-- Begin RECORDS PROVIDED --

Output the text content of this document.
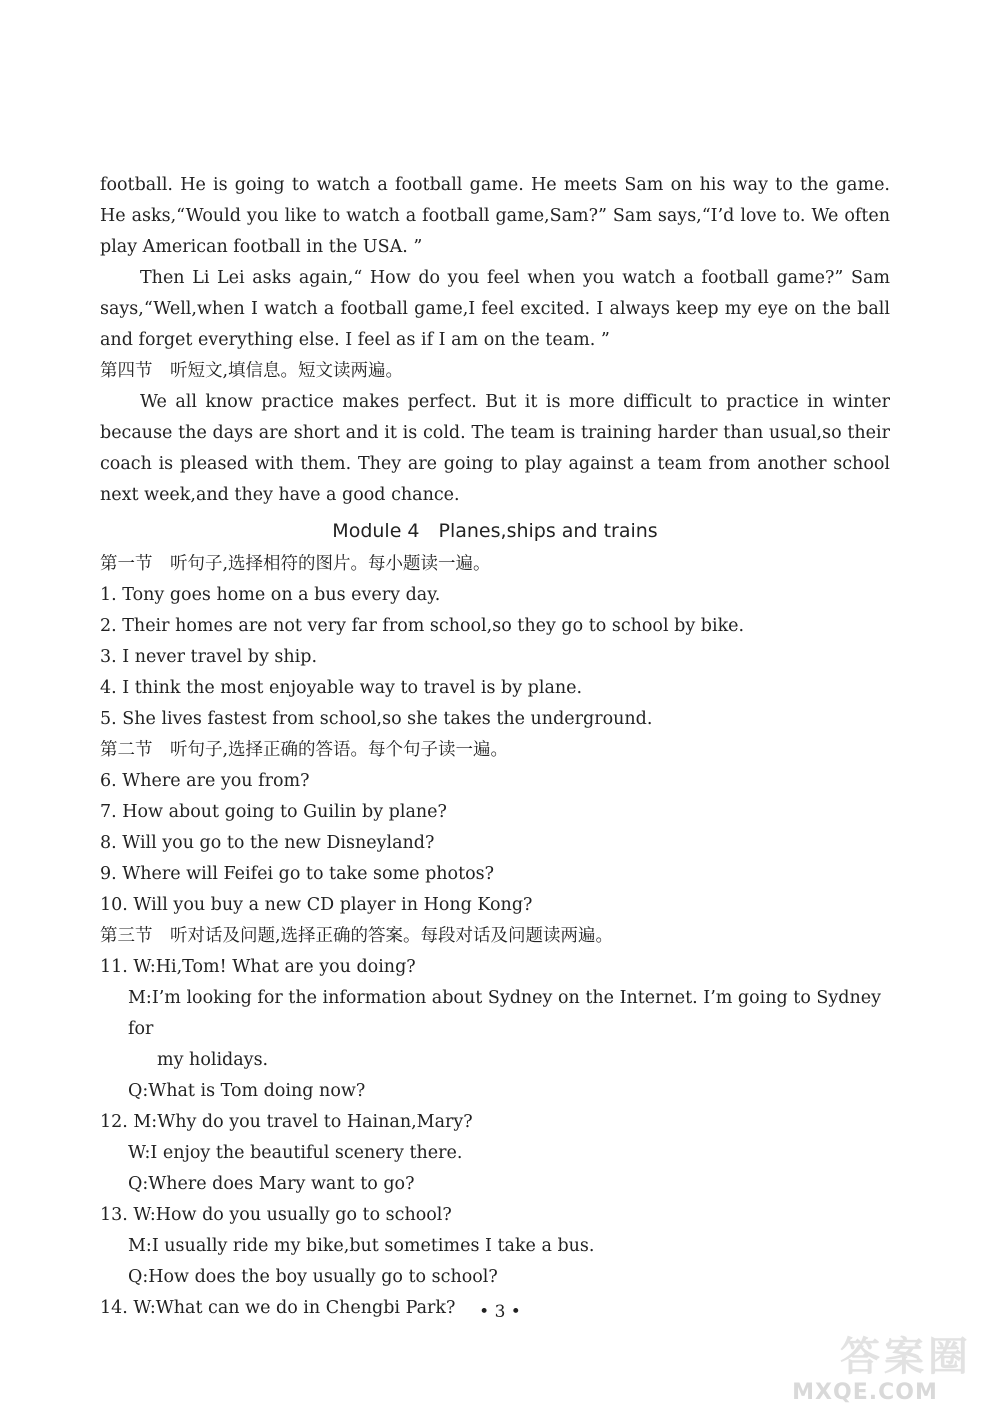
football. He is going to watch a football game. He meets Sam on his way to the game. He asks,“Would you like to watch a football game,Sam?” Sam says,“I’d love to. We often play American football in the USA. ”

Then Li Lei asks again,“ How do you feel when you watch a football game?” Sam says,“Well,when I watch a football game,I feel excited. I always keep my eye on the ball and forget everything else. I feel as if I am on the team. ”

第四节　听短文,填信息。短文读两遍。

We all know practice makes perfect. But it is more difficult to practice in winter because the days are short and it is cold. The team is training harder than usual,so their coach is pleased with them. They are going to play against a team from another school next week,and they have a good chance.

Module 4　Planes,ships and trains
第一节　听句子,选择相符的图片。每小题读一遍。
1. Tony goes home on a bus every day.
2. Their homes are not very far from school,so they go to school by bike.
3. I never travel by ship.
4. I think the most enjoyable way to travel is by plane.
5. She lives fastest from school,so she takes the underground.
第二节　听句子,选择正确的答语。每个句子读一遍。
6. Where are you from?
7. How about going to Guilin by plane?
8. Will you go to the new Disneyland?
9. Where will Feifei go to take some photos?
10. Will you buy a new CD player in Hong Kong?
第三节　听对话及问题,选择正确的答案。每段对话及问题读两遍。
11. W:Hi,Tom! What are you doing?
M:I’m looking for the information about Sydney on the Internet. I’m going to Sydney for
my holidays.
Q:What is Tom doing now?
12. M:Why do you travel to Hainan,Mary?
W:I enjoy the beautiful scenery there.
Q:Where does Mary want to go?
13. W:How do you usually go to school?
M:I usually ride my bike,but sometimes I take a bus.
Q:How does the boy usually go to school?
14. W:What can we do in Chengbi Park?	• 3 •
答案圈
MXQE.COM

-- End RECORDS PROVIDED --

**JOB:** Transcribe the whole listing exactly. Pictures are excluded.

**RESPONSE:**
Output the text content of this document.
football. He is going to watch a football game. He meets Sam on his way to the game. He asks,“Would you like to watch a football game,Sam?” Sam says,“I’d love to. We often play American football in the USA. ”

Then Li Lei asks again,“ How do you feel when you watch a football game?” Sam says,“Well,when I watch a football game,I feel excited. I always keep my eye on the ball and forget everything else. I feel as if I am on the team. ”

第四节　听短文,填信息。短文读两遍。

We all know practice makes perfect. But it is more difficult to practice in winter because the days are short and it is cold. The team is training harder than usual,so their coach is pleased with them. They are going to play against a team from another school next week,and they have a good chance.

Module 4　Planes,ships and trains
第一节　听句子,选择相符的图片。每小题读一遍。
1. Tony goes home on a bus every day.
2. Their homes are not very far from school,so they go to school by bike.
3. I never travel by ship.
4. I think the most enjoyable way to travel is by plane.
5. She lives fastest from school,so she takes the underground.
第二节　听句子,选择正确的答语。每个句子读一遍。
6. Where are you from?
7. How about going to Guilin by plane?
8. Will you go to the new Disneyland?
9. Where will Feifei go to take some photos?
10. Will you buy a new CD player in Hong Kong?
第三节　听对话及问题,选择正确的答案。每段对话及问题读两遍。
11. W:Hi,Tom! What are you doing?
M:I’m looking for the information about Sydney on the Internet. I’m going to Sydney for
my holidays.
Q:What is Tom doing now?
12. M:Why do you travel to Hainan,Mary?
W:I enjoy the beautiful scenery there.
Q:Where does Mary want to go?
13. W:How do you usually go to school?
M:I usually ride my bike,but sometimes I take a bus.
Q:How does the boy usually go to school?
14. W:What can we do in Chengbi Park?	• 3 •
答案圈
MXQE.COM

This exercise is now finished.